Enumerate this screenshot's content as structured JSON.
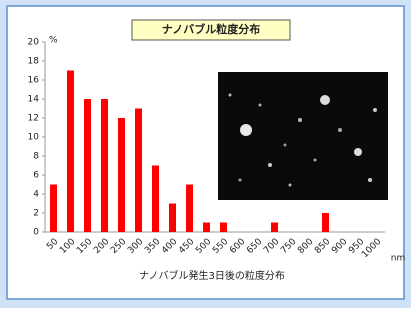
{
  "chart_data": {
    "type": "bar",
    "title": "ナノバブル粒度分布",
    "y_unit": "%",
    "x_unit": "nm",
    "x_label": "ナノバブル発生3日後の粒度分布",
    "categories": [
      "50",
      "100",
      "150",
      "200",
      "250",
      "300",
      "350",
      "400",
      "450",
      "500",
      "550",
      "600",
      "650",
      "700",
      "750",
      "800",
      "850",
      "900",
      "950",
      "1000"
    ],
    "values": [
      5,
      17,
      14,
      14,
      12,
      13,
      7,
      3,
      5,
      1,
      1,
      0,
      0,
      1,
      0,
      0,
      2,
      0,
      0,
      0
    ],
    "color": "#ff0000",
    "ylim": [
      0,
      20
    ],
    "yticks": [
      0,
      2,
      4,
      6,
      8,
      10,
      12,
      14,
      16,
      18,
      20
    ],
    "grid": false
  }
}
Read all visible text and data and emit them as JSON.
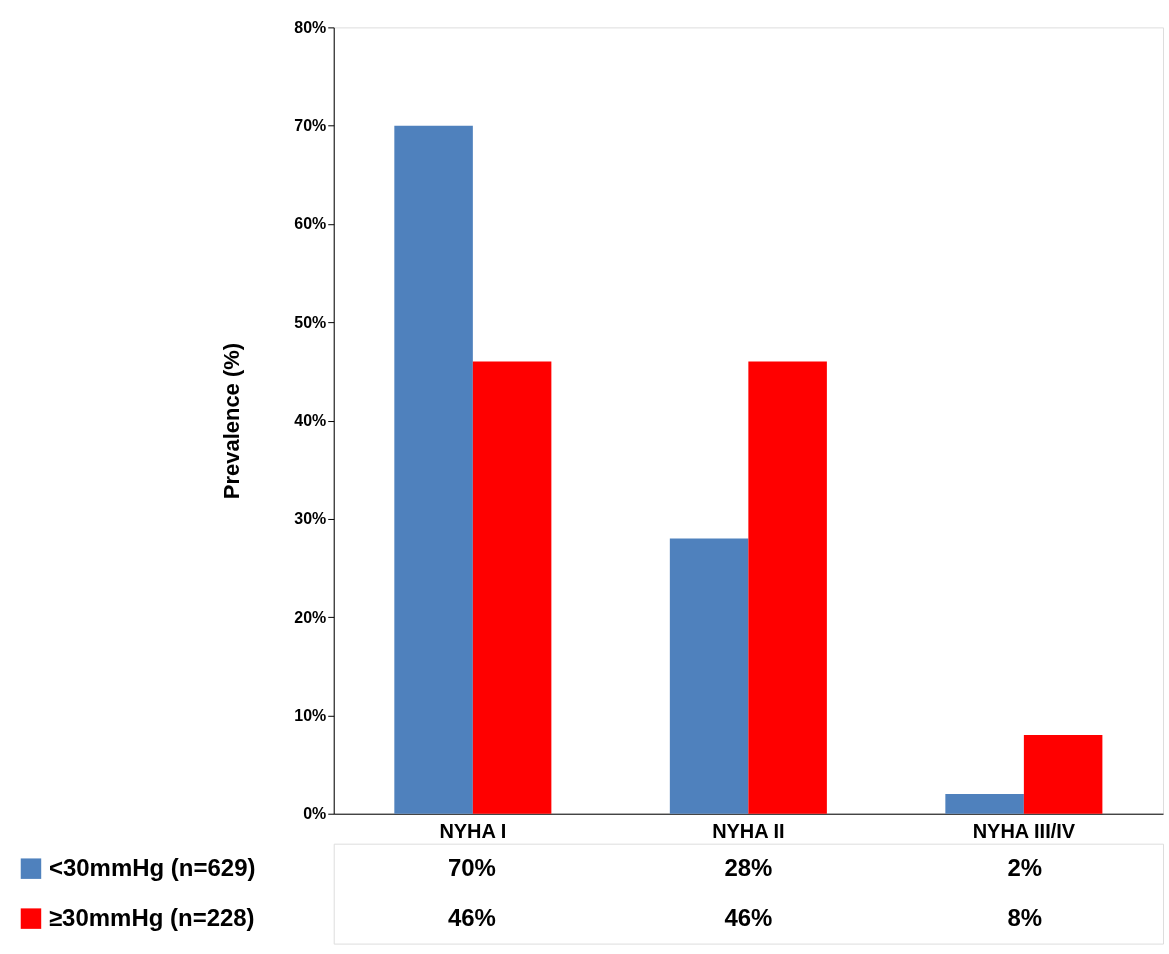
{
  "chart_data": {
    "type": "bar",
    "ylabel": "Prevalence (%)",
    "categories": [
      "NYHA I",
      "NYHA II",
      "NYHA III/IV"
    ],
    "series": [
      {
        "name": "<30mmHg (n=629)",
        "color": "#4f81bd",
        "values": [
          70,
          28,
          2
        ],
        "value_labels": [
          "70%",
          "28%",
          "2%"
        ]
      },
      {
        "name": "≥30mmHg (n=228)",
        "color": "#ff0000",
        "values": [
          46,
          46,
          8
        ],
        "value_labels": [
          "46%",
          "46%",
          "8%"
        ]
      }
    ],
    "ylim": [
      0,
      80
    ],
    "yticks": [
      {
        "value": 0,
        "label": "0%"
      },
      {
        "value": 10,
        "label": "10%"
      },
      {
        "value": 20,
        "label": "20%"
      },
      {
        "value": 30,
        "label": "30%"
      },
      {
        "value": 40,
        "label": "40%"
      },
      {
        "value": 50,
        "label": "50%"
      },
      {
        "value": 60,
        "label": "60%"
      },
      {
        "value": 70,
        "label": "70%"
      },
      {
        "value": 80,
        "label": "80%"
      }
    ],
    "grid": false,
    "legend": "bottom"
  }
}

**EXERCISE INSTRUCTIONS:** Write the records out once more, exactly as they appear, with no pictures.

**TASK SOLUTION:**
Enumerate this screenshot's content as structured JSON.
{
  "chart_data": {
    "type": "bar",
    "title": "ナノバブル粒度分布",
    "y_unit": "%",
    "x_unit": "nm",
    "x_label": "ナノバブル発生3日後の粒度分布",
    "categories": [
      "50",
      "100",
      "150",
      "200",
      "250",
      "300",
      "350",
      "400",
      "450",
      "500",
      "550",
      "600",
      "650",
      "700",
      "750",
      "800",
      "850",
      "900",
      "950",
      "1000"
    ],
    "values": [
      5,
      17,
      14,
      14,
      12,
      13,
      7,
      3,
      5,
      1,
      1,
      0,
      0,
      1,
      0,
      0,
      2,
      0,
      0,
      0
    ],
    "color": "#ff0000",
    "ylim": [
      0,
      20
    ],
    "yticks": [
      0,
      2,
      4,
      6,
      8,
      10,
      12,
      14,
      16,
      18,
      20
    ],
    "grid": false
  }
}
Read all visible text and data and emit them as JSON.
{
  "chart_data": {
    "type": "bar",
    "ylabel": "Prevalence (%)",
    "categories": [
      "NYHA I",
      "NYHA II",
      "NYHA III/IV"
    ],
    "series": [
      {
        "name": "<30mmHg (n=629)",
        "color": "#4f81bd",
        "values": [
          70,
          28,
          2
        ],
        "value_labels": [
          "70%",
          "28%",
          "2%"
        ]
      },
      {
        "name": "≥30mmHg (n=228)",
        "color": "#ff0000",
        "values": [
          46,
          46,
          8
        ],
        "value_labels": [
          "46%",
          "46%",
          "8%"
        ]
      }
    ],
    "ylim": [
      0,
      80
    ],
    "yticks": [
      {
        "value": 0,
        "label": "0%"
      },
      {
        "value": 10,
        "label": "10%"
      },
      {
        "value": 20,
        "label": "20%"
      },
      {
        "value": 30,
        "label": "30%"
      },
      {
        "value": 40,
        "label": "40%"
      },
      {
        "value": 50,
        "label": "50%"
      },
      {
        "value": 60,
        "label": "60%"
      },
      {
        "value": 70,
        "label": "70%"
      },
      {
        "value": 80,
        "label": "80%"
      }
    ],
    "grid": false,
    "legend": "bottom"
  }
}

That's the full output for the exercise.